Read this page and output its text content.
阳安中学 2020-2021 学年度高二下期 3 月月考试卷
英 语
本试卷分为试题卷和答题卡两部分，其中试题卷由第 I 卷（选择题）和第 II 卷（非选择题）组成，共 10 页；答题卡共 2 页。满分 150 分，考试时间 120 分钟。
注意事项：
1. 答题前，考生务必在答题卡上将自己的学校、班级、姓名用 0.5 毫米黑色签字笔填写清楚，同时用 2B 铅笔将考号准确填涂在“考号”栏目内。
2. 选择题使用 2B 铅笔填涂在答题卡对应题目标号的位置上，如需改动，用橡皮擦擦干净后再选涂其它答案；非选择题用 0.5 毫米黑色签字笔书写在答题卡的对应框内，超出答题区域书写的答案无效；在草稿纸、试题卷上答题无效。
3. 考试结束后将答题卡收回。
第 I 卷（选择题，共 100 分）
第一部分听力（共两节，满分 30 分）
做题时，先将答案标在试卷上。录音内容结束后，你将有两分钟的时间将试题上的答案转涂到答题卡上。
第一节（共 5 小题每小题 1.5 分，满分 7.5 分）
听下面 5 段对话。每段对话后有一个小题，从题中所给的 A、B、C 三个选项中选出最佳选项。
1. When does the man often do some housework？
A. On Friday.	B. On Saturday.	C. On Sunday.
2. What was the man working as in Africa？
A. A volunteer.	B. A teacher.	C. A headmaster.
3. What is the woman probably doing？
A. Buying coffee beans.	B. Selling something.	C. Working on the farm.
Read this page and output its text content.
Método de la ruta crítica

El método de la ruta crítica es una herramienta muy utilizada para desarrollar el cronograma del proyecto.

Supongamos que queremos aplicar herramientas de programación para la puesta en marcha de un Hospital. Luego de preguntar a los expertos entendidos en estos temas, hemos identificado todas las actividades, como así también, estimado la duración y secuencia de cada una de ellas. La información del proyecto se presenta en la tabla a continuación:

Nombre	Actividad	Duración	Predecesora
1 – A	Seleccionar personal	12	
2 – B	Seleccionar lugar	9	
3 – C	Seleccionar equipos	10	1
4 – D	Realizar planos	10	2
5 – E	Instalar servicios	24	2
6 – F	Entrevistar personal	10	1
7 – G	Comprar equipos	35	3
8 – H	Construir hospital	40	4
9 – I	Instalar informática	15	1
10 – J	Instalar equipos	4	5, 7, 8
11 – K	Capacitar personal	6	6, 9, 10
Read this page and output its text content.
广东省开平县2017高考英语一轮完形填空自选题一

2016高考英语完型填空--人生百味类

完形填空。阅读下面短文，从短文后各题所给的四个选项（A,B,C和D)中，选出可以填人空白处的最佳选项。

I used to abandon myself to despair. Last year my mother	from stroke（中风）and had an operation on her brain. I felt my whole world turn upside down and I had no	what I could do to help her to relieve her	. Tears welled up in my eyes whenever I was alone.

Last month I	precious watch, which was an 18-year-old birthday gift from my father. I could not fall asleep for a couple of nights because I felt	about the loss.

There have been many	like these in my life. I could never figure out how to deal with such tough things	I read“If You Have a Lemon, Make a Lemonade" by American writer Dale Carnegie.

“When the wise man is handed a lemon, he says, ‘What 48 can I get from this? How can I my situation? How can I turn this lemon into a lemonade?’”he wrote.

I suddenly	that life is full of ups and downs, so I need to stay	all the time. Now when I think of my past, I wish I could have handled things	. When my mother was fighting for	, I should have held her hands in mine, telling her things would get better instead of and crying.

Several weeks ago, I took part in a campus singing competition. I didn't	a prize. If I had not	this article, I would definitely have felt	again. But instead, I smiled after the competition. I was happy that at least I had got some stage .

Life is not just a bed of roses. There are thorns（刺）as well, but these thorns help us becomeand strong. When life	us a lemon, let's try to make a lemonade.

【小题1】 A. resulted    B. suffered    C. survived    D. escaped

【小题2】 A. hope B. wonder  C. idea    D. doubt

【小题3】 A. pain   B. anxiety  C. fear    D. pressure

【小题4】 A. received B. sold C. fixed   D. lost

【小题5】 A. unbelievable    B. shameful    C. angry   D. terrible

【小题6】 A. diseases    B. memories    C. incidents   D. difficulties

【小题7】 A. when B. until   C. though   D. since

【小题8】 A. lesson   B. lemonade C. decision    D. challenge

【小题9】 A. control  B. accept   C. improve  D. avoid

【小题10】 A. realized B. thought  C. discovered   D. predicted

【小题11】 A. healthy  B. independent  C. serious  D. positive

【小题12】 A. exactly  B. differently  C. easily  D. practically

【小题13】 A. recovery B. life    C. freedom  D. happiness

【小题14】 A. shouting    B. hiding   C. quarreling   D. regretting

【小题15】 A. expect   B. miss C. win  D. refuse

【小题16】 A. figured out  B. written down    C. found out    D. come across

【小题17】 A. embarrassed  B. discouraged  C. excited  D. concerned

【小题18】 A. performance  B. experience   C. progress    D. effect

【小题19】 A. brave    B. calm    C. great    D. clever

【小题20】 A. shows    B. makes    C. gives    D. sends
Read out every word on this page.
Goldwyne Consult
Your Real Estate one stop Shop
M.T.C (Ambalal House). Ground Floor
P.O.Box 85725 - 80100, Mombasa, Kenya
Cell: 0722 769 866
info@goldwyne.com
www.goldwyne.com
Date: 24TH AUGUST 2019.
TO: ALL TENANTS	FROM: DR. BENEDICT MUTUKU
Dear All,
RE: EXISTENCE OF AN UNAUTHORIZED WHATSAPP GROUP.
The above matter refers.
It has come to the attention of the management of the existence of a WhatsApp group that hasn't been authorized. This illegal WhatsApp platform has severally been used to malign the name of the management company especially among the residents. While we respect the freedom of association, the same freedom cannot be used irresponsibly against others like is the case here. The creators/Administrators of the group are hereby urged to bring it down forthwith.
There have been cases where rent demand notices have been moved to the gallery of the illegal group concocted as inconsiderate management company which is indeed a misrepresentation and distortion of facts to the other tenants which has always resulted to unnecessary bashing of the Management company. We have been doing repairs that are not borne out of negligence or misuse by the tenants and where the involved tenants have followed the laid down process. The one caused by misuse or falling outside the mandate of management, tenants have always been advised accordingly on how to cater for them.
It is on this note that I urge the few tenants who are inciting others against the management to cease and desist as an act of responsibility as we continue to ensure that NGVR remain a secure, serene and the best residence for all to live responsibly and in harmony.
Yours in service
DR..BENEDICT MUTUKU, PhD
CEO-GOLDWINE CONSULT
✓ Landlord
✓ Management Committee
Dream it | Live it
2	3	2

> GIVEN INSTRUCTION:
Find out how many lines in the listing contain the string "Seleccionar". Give the number alone.

> SOLUTION:
3